**WHAT YOU WILL DO**
Produce an exact copy of the lines from the line containing "Extract all readable text from this page." through the last line of the entries below, and only those lines.

**RAW RECORDS**
((

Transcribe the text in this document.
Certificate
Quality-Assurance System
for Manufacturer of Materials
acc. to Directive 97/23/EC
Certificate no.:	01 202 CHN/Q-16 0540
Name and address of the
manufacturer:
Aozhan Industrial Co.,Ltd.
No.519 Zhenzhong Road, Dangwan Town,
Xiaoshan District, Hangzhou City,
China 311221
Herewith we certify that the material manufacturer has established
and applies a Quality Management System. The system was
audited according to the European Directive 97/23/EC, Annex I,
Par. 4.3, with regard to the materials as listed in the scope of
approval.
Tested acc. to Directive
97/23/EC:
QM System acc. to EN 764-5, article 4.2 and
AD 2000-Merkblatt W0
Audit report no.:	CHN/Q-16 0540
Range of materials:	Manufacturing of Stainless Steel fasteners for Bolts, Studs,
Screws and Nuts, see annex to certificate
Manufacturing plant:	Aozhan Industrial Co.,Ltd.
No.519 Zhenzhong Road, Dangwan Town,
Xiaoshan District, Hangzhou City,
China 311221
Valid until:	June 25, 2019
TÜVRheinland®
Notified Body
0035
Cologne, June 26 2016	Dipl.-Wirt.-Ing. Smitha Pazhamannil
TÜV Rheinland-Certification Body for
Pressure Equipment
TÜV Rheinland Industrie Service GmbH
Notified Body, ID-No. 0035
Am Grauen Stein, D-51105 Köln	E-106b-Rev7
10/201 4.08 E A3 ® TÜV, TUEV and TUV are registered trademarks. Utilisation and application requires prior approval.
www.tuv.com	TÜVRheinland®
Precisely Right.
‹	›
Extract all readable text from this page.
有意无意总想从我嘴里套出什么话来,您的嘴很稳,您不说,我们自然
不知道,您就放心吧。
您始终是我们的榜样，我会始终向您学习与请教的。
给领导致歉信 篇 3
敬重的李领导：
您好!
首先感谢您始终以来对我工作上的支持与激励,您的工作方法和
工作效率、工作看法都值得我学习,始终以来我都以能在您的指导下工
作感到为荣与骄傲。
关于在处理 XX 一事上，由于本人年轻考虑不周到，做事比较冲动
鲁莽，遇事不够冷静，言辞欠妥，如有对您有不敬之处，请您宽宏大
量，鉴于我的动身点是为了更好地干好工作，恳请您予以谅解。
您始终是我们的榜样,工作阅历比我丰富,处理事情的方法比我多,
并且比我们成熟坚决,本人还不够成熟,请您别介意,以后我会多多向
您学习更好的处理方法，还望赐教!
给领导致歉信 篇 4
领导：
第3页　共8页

))

**FINAL ANSWER**
Extract all readable text from this page.
有意无意总想从我嘴里套出什么话来,您的嘴很稳,您不说,我们自然
不知道,您就放心吧。
您始终是我们的榜样，我会始终向您学习与请教的。
给领导致歉信 篇 3
敬重的李领导：
您好!
首先感谢您始终以来对我工作上的支持与激励,您的工作方法和
工作效率、工作看法都值得我学习,始终以来我都以能在您的指导下工
作感到为荣与骄傲。
关于在处理 XX 一事上，由于本人年轻考虑不周到，做事比较冲动
鲁莽，遇事不够冷静，言辞欠妥，如有对您有不敬之处，请您宽宏大
量，鉴于我的动身点是为了更好地干好工作，恳请您予以谅解。
您始终是我们的榜样,工作阅历比我丰富,处理事情的方法比我多,
并且比我们成熟坚决,本人还不够成熟,请您别介意,以后我会多多向
您学习更好的处理方法，还望赐教!
给领导致歉信 篇 4
领导：
第3页　共8页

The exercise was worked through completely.